### Material for the task:

----

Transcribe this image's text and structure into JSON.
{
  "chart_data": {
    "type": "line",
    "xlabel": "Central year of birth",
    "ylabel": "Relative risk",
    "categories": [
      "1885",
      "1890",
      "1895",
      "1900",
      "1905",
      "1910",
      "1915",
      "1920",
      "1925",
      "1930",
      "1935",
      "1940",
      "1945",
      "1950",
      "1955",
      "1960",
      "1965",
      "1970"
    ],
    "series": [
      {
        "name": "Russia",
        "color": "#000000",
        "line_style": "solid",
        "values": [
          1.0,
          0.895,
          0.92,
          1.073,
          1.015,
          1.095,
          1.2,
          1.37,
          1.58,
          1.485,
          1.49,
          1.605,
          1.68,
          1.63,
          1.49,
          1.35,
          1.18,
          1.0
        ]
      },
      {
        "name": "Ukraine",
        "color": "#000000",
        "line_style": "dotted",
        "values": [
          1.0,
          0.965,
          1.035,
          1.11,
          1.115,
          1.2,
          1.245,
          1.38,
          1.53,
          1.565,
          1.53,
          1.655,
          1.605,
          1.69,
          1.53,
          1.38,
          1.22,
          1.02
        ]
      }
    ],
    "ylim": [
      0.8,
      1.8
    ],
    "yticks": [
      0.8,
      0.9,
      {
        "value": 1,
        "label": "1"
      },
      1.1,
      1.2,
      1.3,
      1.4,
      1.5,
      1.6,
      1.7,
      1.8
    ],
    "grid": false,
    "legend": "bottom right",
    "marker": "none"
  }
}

----

### Given instruction:
Quote all of the entries verbatim.

### Finished answer:
Transcribe this image's text and structure into JSON.
{
  "chart_data": {
    "type": "line",
    "xlabel": "Central year of birth",
    "ylabel": "Relative risk",
    "categories": [
      "1885",
      "1890",
      "1895",
      "1900",
      "1905",
      "1910",
      "1915",
      "1920",
      "1925",
      "1930",
      "1935",
      "1940",
      "1945",
      "1950",
      "1955",
      "1960",
      "1965",
      "1970"
    ],
    "series": [
      {
        "name": "Russia",
        "color": "#000000",
        "line_style": "solid",
        "values": [
          1.0,
          0.895,
          0.92,
          1.073,
          1.015,
          1.095,
          1.2,
          1.37,
          1.58,
          1.485,
          1.49,
          1.605,
          1.68,
          1.63,
          1.49,
          1.35,
          1.18,
          1.0
        ]
      },
      {
        "name": "Ukraine",
        "color": "#000000",
        "line_style": "dotted",
        "values": [
          1.0,
          0.965,
          1.035,
          1.11,
          1.115,
          1.2,
          1.245,
          1.38,
          1.53,
          1.565,
          1.53,
          1.655,
          1.605,
          1.69,
          1.53,
          1.38,
          1.22,
          1.02
        ]
      }
    ],
    "ylim": [
      0.8,
      1.8
    ],
    "yticks": [
      0.8,
      0.9,
      {
        "value": 1,
        "label": "1"
      },
      1.1,
      1.2,
      1.3,
      1.4,
      1.5,
      1.6,
      1.7,
      1.8
    ],
    "grid": false,
    "legend": "bottom right",
    "marker": "none"
  }
}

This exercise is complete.